## Task input:
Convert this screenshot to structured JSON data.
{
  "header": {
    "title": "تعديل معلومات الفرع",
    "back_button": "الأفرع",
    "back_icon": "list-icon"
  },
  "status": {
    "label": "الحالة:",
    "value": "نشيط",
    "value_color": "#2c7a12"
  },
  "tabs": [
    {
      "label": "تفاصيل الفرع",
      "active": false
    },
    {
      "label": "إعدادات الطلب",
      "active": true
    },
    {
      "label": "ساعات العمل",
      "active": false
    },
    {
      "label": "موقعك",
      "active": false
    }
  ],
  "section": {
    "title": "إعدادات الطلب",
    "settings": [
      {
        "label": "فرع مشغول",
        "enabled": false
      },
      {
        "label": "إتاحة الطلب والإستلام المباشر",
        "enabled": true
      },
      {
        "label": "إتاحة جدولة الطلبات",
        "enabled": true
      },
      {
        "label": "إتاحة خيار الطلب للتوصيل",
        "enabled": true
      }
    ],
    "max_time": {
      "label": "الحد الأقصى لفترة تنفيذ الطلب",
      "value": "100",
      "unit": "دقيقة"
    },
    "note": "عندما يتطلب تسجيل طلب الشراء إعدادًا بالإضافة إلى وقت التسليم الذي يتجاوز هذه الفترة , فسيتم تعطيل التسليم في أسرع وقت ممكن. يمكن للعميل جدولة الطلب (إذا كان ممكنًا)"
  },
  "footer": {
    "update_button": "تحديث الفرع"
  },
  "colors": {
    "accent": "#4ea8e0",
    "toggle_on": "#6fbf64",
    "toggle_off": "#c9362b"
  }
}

## Exercise goal:
Copy all of the data. Keep every word exactly as it is.

## Worked solution:
Convert this screenshot to structured JSON data.
{
  "header": {
    "title": "تعديل معلومات الفرع",
    "back_button": "الأفرع",
    "back_icon": "list-icon"
  },
  "status": {
    "label": "الحالة:",
    "value": "نشيط",
    "value_color": "#2c7a12"
  },
  "tabs": [
    {
      "label": "تفاصيل الفرع",
      "active": false
    },
    {
      "label": "إعدادات الطلب",
      "active": true
    },
    {
      "label": "ساعات العمل",
      "active": false
    },
    {
      "label": "موقعك",
      "active": false
    }
  ],
  "section": {
    "title": "إعدادات الطلب",
    "settings": [
      {
        "label": "فرع مشغول",
        "enabled": false
      },
      {
        "label": "إتاحة الطلب والإستلام المباشر",
        "enabled": true
      },
      {
        "label": "إتاحة جدولة الطلبات",
        "enabled": true
      },
      {
        "label": "إتاحة خيار الطلب للتوصيل",
        "enabled": true
      }
    ],
    "max_time": {
      "label": "الحد الأقصى لفترة تنفيذ الطلب",
      "value": "100",
      "unit": "دقيقة"
    },
    "note": "عندما يتطلب تسجيل طلب الشراء إعدادًا بالإضافة إلى وقت التسليم الذي يتجاوز هذه الفترة , فسيتم تعطيل التسليم في أسرع وقت ممكن. يمكن للعميل جدولة الطلب (إذا كان ممكنًا)"
  },
  "footer": {
    "update_button": "تحديث الفرع"
  },
  "colors": {
    "accent": "#4ea8e0",
    "toggle_on": "#6fbf64",
    "toggle_off": "#c9362b"
  }
}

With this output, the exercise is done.